Given exercise —
Search the data for the word "will". Reproduce every line where it is found.

···

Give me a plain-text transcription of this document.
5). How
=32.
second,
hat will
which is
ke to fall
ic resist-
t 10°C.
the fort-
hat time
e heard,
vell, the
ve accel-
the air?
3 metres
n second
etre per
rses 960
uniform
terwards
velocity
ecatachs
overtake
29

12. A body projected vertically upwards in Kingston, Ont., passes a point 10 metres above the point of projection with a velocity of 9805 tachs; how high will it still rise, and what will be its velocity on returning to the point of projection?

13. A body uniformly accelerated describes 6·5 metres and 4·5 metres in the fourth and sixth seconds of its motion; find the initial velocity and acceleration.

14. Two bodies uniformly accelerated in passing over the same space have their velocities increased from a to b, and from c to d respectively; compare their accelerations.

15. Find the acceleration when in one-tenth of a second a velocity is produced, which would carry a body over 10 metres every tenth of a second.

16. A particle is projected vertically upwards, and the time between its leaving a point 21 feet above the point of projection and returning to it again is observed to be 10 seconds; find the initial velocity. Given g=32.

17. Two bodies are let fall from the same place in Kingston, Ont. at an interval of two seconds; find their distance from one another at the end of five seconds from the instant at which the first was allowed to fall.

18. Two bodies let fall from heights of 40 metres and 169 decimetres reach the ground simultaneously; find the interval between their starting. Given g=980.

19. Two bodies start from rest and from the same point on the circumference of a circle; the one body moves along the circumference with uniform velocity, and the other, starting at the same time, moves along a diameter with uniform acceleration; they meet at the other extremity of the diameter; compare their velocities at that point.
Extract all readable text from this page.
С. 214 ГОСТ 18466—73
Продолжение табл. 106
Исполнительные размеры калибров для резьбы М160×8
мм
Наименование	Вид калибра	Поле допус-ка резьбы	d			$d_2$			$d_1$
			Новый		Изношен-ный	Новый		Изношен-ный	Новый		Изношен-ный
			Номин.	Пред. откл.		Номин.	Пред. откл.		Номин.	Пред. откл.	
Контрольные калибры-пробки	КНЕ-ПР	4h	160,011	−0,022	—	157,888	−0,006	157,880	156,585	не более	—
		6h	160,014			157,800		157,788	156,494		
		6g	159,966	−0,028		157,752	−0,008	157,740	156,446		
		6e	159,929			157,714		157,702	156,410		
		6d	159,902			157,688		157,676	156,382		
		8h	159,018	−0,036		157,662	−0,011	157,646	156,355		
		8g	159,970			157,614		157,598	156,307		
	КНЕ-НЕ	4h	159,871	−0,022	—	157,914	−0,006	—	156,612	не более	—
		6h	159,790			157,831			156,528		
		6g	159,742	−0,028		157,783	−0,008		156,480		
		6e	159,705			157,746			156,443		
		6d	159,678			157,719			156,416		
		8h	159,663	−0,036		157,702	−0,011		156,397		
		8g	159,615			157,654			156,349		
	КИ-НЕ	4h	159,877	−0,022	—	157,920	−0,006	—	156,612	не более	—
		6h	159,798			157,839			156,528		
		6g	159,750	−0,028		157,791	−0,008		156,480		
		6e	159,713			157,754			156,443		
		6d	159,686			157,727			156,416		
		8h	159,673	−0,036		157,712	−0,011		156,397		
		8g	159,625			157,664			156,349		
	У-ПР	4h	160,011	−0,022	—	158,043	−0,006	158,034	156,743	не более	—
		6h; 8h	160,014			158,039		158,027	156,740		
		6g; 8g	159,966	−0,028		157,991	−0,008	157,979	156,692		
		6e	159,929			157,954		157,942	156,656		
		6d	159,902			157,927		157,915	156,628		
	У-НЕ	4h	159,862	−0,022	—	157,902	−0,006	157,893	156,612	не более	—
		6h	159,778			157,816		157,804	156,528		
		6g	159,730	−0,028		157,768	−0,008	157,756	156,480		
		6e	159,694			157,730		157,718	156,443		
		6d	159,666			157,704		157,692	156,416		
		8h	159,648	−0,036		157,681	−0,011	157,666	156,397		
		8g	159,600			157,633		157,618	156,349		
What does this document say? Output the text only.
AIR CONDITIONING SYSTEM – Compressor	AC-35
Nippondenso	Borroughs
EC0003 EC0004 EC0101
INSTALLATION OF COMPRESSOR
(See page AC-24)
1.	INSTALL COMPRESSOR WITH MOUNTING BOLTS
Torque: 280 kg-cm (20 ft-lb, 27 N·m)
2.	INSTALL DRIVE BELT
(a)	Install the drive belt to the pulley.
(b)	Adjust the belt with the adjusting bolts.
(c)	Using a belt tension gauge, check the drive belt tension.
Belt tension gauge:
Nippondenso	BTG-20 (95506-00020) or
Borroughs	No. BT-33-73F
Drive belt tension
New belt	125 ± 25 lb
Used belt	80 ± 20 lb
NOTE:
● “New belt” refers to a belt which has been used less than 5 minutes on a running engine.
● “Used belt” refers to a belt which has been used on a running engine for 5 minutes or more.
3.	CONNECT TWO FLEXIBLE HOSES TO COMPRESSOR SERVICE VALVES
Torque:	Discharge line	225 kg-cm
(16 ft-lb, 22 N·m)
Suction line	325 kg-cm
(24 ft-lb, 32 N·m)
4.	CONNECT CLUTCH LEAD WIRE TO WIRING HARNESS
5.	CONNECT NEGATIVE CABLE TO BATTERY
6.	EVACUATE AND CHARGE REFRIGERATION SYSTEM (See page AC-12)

···

Result of the task —
hat will
12. A body projected vertically upwards in Kingston, Ont., passes a point 10 metres above the point of projection with a velocity of 9805 tachs; how high will it still rise, and what will be its velocity on returning to the point of projection?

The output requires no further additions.